**Exercise:**
Lay out each line of the entries below as a Markdown table with two columns, "No." for the row number and "Line" for the line itself, and skip any blank lines. Leave the pictures out of the table.

**Information supplied:**
──────────

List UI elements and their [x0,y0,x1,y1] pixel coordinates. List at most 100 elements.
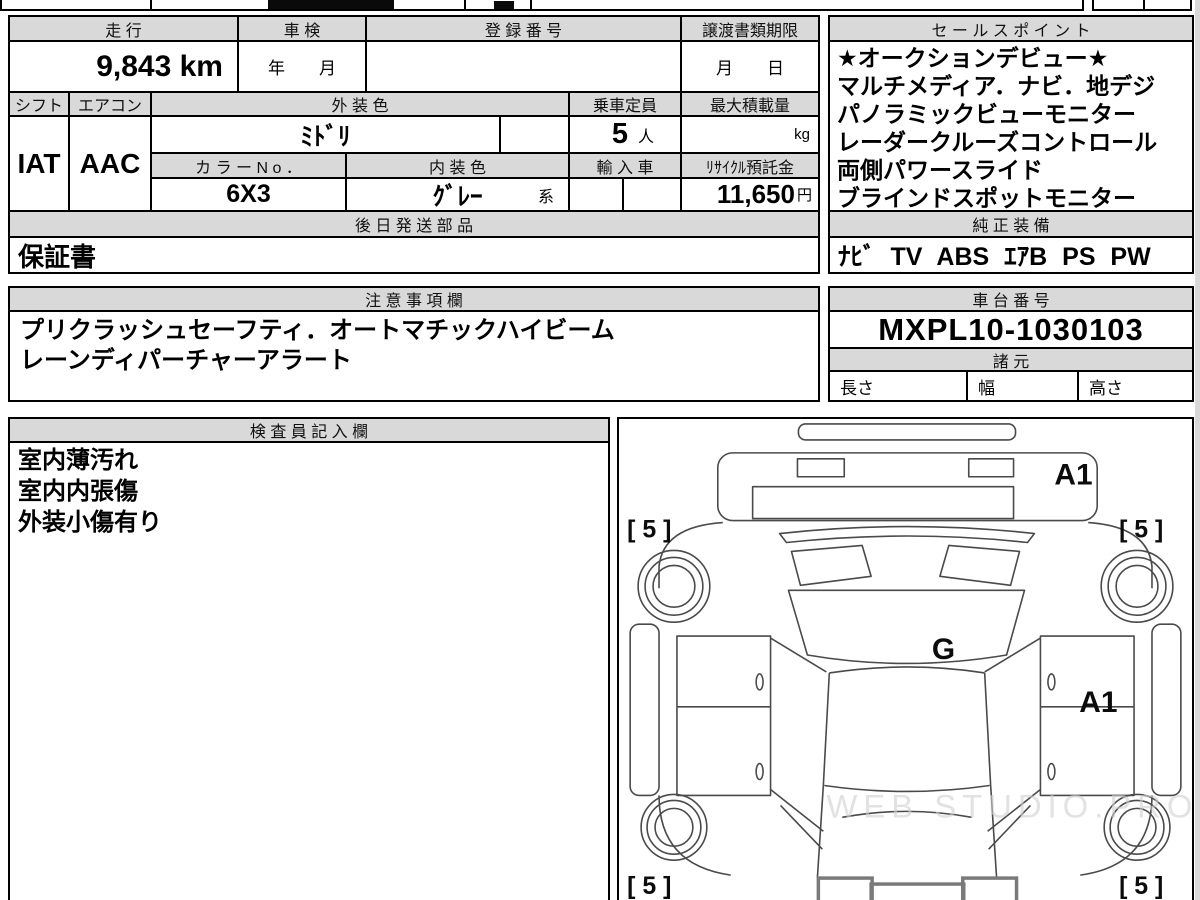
clipped-top-row-cell [1143,0,1192,11]
front-lamp-left [796,458,846,478]
sales-point-line: レーダークルーズコントロール [837,129,1158,155]
tail-side-left [816,785,825,879]
recycle-deposit-header: ﾘｻｲｸﾙ預託金 [680,152,820,179]
max-load-value-cell: kg [680,115,820,154]
door-handle [1047,673,1056,691]
shaken-header: 車 検 [237,15,367,42]
wheel-front-right [1100,549,1174,623]
roof-strip [797,423,1017,441]
spec-height-cell: 高さ [1077,370,1194,402]
shift-value: IAT [8,115,70,212]
import-value-cell [568,177,624,212]
chassis-number-value: MXPL10-1030103 [828,310,1194,349]
aircon-value: AAC [68,115,152,212]
front-grille [751,485,1015,520]
car-outline-diagram: WEB STUDIO.PRO A1 G A1 [ 5 ] [ 5 ] [ 5 ]… [627,423,1192,900]
max-load-header: 最大積載量 [680,91,820,117]
windshield-pane-right [939,544,1021,587]
door-handle [755,762,764,781]
sales-point-line: パノラミックビューモニター [837,101,1136,127]
door-handle [1047,762,1056,781]
door-handle [755,673,764,691]
sales-point-line: ブラインドスポットモニター [837,185,1136,211]
roof-front-curve [829,666,985,674]
clipped-top-row-cell [1092,0,1145,11]
interior-color-value: ｸﾞﾚｰ [432,182,483,211]
inspector-note-line: 外装小傷有り [18,509,162,536]
sales-points-header: セ ー ル ス ポ イ ン ト [828,15,1194,42]
sales-point-line: ★オークションデビュー★ [837,45,1109,71]
fold-line [770,788,824,832]
color-no-header: カ ラ ー N o ． [150,152,347,179]
clipped-text-fragment [268,0,394,9]
mark-side-right: A1 [1079,686,1117,719]
cabin-side-right [983,672,992,786]
corner-rating-front-right: [ 5 ] [1119,516,1163,544]
aircon-header: エアコン [68,91,152,117]
sales-point-line: マルチメディア．ナビ．地デジ [837,73,1156,99]
capacity-unit: 人 [637,128,654,146]
recycle-deposit-value-cell: 11,650 円 [680,177,820,212]
genuine-equipment-value: ﾅﾋﾞ TV ABS ｴｱB PS PW [828,236,1194,274]
inspector-note-line: 室内内張傷 [18,478,138,505]
notes-line: レーンディパーチャーアラート [20,347,352,374]
clipped-top-row-cell [0,0,152,11]
spec-width-cell: 幅 [966,370,1079,402]
capacity-value-cell: 5 人 [568,115,682,154]
auction-sheet: 走 行 車 検 登 録 番 号 譲渡書類期限 9,843 km 年 月 月 日 … [0,0,1200,900]
wheel-front-left [637,549,711,623]
front-lamp-right [967,458,1015,478]
transfer-deadline-header: 譲渡書類期限 [680,15,820,42]
side-sill-right [1151,623,1182,797]
capacity-value: 5 [611,118,628,150]
exterior-color-code-cell [499,115,570,154]
transfer-deadline-value: 月 日 [680,40,820,93]
clipped-text-fragment [494,1,514,9]
later-parts-header: 後 日 発 送 部 品 [8,210,820,238]
interior-color-suffix: 系 [537,188,554,206]
inspector-notes-content: 室内薄汚れ 室内内張傷 外装小傷有り [8,441,610,900]
cabin-side-left [822,672,831,786]
fender-rear-left [658,795,731,876]
sales-point-line: 両側パワースライド [837,157,1043,183]
rear-bumper-left [816,876,874,900]
registration-value [365,40,682,93]
windshield-pane-left [790,544,872,587]
specs-header: 諸 元 [828,347,1194,372]
fold-line [984,637,1041,673]
exterior-color-value: ﾐﾄﾞﾘ [150,115,501,154]
interior-color-header: 内 装 色 [345,152,570,179]
side-sill-left [629,623,660,797]
wheel-rear-left [654,807,694,848]
notes-line: プリクラッシュセーフティ．オートマチックハイビーム [20,317,615,344]
chassis-number-header: 車 台 番 号 [828,286,1194,312]
max-load-unit: kg [794,126,810,143]
mark-center: G [932,633,955,666]
cowl-strip [778,525,1036,544]
capacity-header: 乗車定員 [568,91,682,117]
corner-rating-rear-left: [ 5 ] [627,872,671,900]
color-no-value: 6X3 [150,177,347,212]
wheel-rear-left [640,793,708,861]
import-value-cell [622,177,682,212]
inspector-note-line: 室内薄汚れ [18,447,138,474]
mileage-header: 走 行 [8,15,239,42]
inspector-notes-header: 検 査 員 記 入 欄 [8,417,610,443]
recycle-deposit-value: 11,650 [716,179,795,209]
recycle-deposit-unit: 円 [796,187,812,204]
spec-length-cell: 長さ [828,370,968,402]
rear-bumper-right [961,876,1019,900]
clipped-top-row-cell [530,0,1084,11]
import-header: 輸 入 車 [568,152,682,179]
exterior-color-header: 外 装 色 [150,91,570,117]
rear-bumper-center [869,882,966,900]
sales-points-list: ★オークションデビュー★ マルチメディア．ナビ．地デジ パノラミックビューモニタ… [828,40,1194,212]
scan-edge [1195,0,1200,900]
watermark: WEB STUDIO.PRO [826,787,1192,824]
mark-front-right: A1 [1054,459,1092,492]
genuine-equipment-header: 純 正 装 備 [828,210,1194,238]
fold-line [770,637,827,673]
corner-rating-rear-right: [ 5 ] [1119,872,1163,900]
corner-rating-front-left: [ 5 ] [627,516,671,544]
interior-color-value-cell: ｸﾞﾚｰ 系 [345,177,570,212]
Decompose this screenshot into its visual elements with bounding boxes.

──────────

**Task answer:**
| No. | Line |
|---|---|
| 1 | List UI elements and their [x0,y0,x1,y1] pixel coordinates. List at most 100 elements. |
| 2 | clipped-top-row-cell [1143,0,1192,11] |
| 3 | front-lamp-left [796,458,846,478] |
| 4 | sales-point-line: レーダークルーズコントロール [837,129,1158,155] |
| 5 | tail-side-left [816,785,825,879] |
| 6 | recycle-deposit-header: ﾘｻｲｸﾙ預託金 [680,152,820,179] |
| 7 | max-load-value-cell: kg [680,115,820,154] |
| 8 | door-handle [1047,673,1056,691] |
| 9 | shaken-header: 車 検 [237,15,367,42] |
| 10 | wheel-front-right [1100,549,1174,623] |
| 11 | roof-strip [797,423,1017,441] |
| 12 | spec-height-cell: 高さ [1077,370,1194,402] |
| 13 | shift-value: IAT [8,115,70,212] |
| 14 | import-value-cell [568,177,624,212] |
| 15 | chassis-number-value: MXPL10-1030103 [828,310,1194,349] |
| 16 | aircon-value: AAC [68,115,152,212] |
| 17 | front-grille [751,485,1015,520] |
| 18 | car-outline-diagram: WEB STUDIO.PRO A1 G A1 [ 5 ] [ 5 ] [ 5 ]… [627,423,1192,900] |
| 19 | max-load-header: 最大積載量 [680,91,820,117] |
| 20 | windshield-pane-right [939,544,1021,587] |
| 21 | door-handle [755,762,764,781] |
| 22 | sales-point-line: パノラミックビューモニター [837,101,1136,127] |
| 23 | door-handle [1047,762,1056,781] |
| 24 | door-handle [755,673,764,691] |
| 25 | sales-point-line: ブラインドスポットモニター [837,185,1136,211] |
| 26 | roof-front-curve [829,666,985,674] |
| 27 | clipped-top-row-cell [1092,0,1145,11] |
| 28 | interior-color-value: ｸﾞﾚｰ [432,182,483,211] |
| 29 | inspector-note-line: 外装小傷有り [18,509,162,536] |
| 30 | sales-points-header: セ ー ル ス ポ イ ン ト [828,15,1194,42] |
| 31 | sales-point-line: ★オークションデビュー★ [837,45,1109,71] |
| 32 | fold-line [770,788,824,832] |
| 33 | color-no-header: カ ラ ー N o ． [150,152,347,179] |
| 34 | clipped-text-fragment [268,0,394,9] |
| 35 | mark-side-right: A1 [1079,686,1117,719] |
| 36 | cabin-side-right [983,672,992,786] |
| 37 | corner-rating-front-right: [ 5 ] [1119,516,1163,544] |
| 38 | aircon-header: エアコン [68,91,152,117] |
| 39 | sales-point-line: マルチメディア．ナビ．地デジ [837,73,1156,99] |
| 40 | capacity-unit: 人 [637,128,654,146] |
| 41 | recycle-deposit-value-cell: 11,650 円 [680,177,820,212] |
| 42 | genuine-equipment-value: ﾅﾋﾞ TV ABS ｴｱB PS PW [828,236,1194,274] |
| 43 | inspector-note-line: 室内内張傷 [18,478,138,505] |
| 44 | notes-line: レーンディパーチャーアラート [20,347,352,374] |
| 45 | clipped-top-row-cell [0,0,152,11] |
| 46 | spec-width-cell: 幅 [966,370,1079,402] |
| 47 | capacity-value-cell: 5 人 [568,115,682,154] |
| 48 | auction-sheet: 走 行 車 検 登 録 番 号 譲渡書類期限 9,843 km 年 月 月 日 … [0,0,1200,900] |
| 49 | wheel-front-left [637,549,711,623] |
| 50 | front-lamp-right [967,458,1015,478] |
| 51 | transfer-deadline-header: 譲渡書類期限 [680,15,820,42] |
| 52 | side-sill-right [1151,623,1182,797] |
| 53 | capacity-value: 5 [611,118,628,150] |
| 54 | exterior-color-code-cell [499,115,570,154] |
| 55 | transfer-deadline-value: 月 日 [680,40,820,93] |
| 56 | clipped-text-fragment [494,1,514,9] |
| 57 | later-parts-header: 後 日 発 送 部 品 [8,210,820,238] |
| 58 | interior-color-suffix: 系 [537,188,554,206] |
| 59 | inspector-notes-content: 室内薄汚れ 室内内張傷 外装小傷有り [8,441,610,900] |
| 60 | cabin-side-left [822,672,831,786] |
| 61 | fender-rear-left [658,795,731,876] |
| 62 | sales-point-line: 両側パワースライド [837,157,1043,183] |
| 63 | rear-bumper-left [816,876,874,900] |
| 64 | registration-value [365,40,682,93] |
| 65 | windshield-pane-left [790,544,872,587] |
| 66 | specs-header: 諸 元 [828,347,1194,372] |
| 67 | fold-line [984,637,1041,673] |
| 68 | exterior-color-value: ﾐﾄﾞﾘ [150,115,501,154] |
| 69 | interior-color-header: 内 装 色 [345,152,570,179] |
| 70 | side-sill-left [629,623,660,797] |
| 71 | wheel-rear-left [654,807,694,848] |
| 72 | notes-line: プリクラッシュセーフティ．オートマチックハイビーム [20,317,615,344] |
| 73 | chassis-number-header: 車 台 番 号 [828,286,1194,312] |
| 74 | max-load-unit: kg [794,126,810,143] |
| 75 | mark-center: G [932,633,955,666] |
| 76 | cowl-strip [778,525,1036,544] |
| 77 | capacity-header: 乗車定員 [568,91,682,117] |
| 78 | corner-rating-rear-left: [ 5 ] [627,872,671,900] |
| 79 | color-no-value: 6X3 [150,177,347,212] |
| 80 | wheel-rear-left [640,793,708,861] |
| 81 | import-value-cell [622,177,682,212] |
| 82 | inspector-note-line: 室内薄汚れ [18,447,138,474] |
| 83 | mileage-header: 走 行 [8,15,239,42] |
| 84 | inspector-notes-header: 検 査 員 記 入 欄 [8,417,610,443] |
| 85 | recycle-deposit-value: 11,650 [716,179,795,209] |
| 86 | recycle-deposit-unit: 円 [796,187,812,204] |
| 87 | spec-length-cell: 長さ [828,370,968,402] |
| 88 | rear-bumper-right [961,876,1019,900] |
| 89 | clipped-top-row-cell [530,0,1084,11] |
| 90 | import-header: 輸 入 車 [568,152,682,179] |
| 91 | exterior-color-header: 外 装 色 [150,91,570,117] |
| 92 | rear-bumper-center [869,882,966,900] |
| 93 | sales-points-list: ★オークションデビュー★ マルチメディア．ナビ．地デジ パノラミックビューモニタ… [828,40,1194,212] |
| 94 | scan-edge [1195,0,1200,900] |
| 95 | watermark: WEB STUDIO.PRO [826,787,1192,824] |
| 96 | mark-front-right: A1 [1054,459,1092,492] |
| 97 | genuine-equipment-header: 純 正 装 備 [828,210,1194,238] |
| 98 | fold-line [770,637,827,673] |
| 99 | corner-rating-rear-right: [ 5 ] [1119,872,1163,900] |
| 100 | corner-rating-front-left: [ 5 ] [627,516,671,544] |
| 101 | interior-color-value-cell: ｸﾞﾚｰ 系 [345,177,570,212] |
| 102 | Decompose this screenshot into its visual elements with bounding boxes. |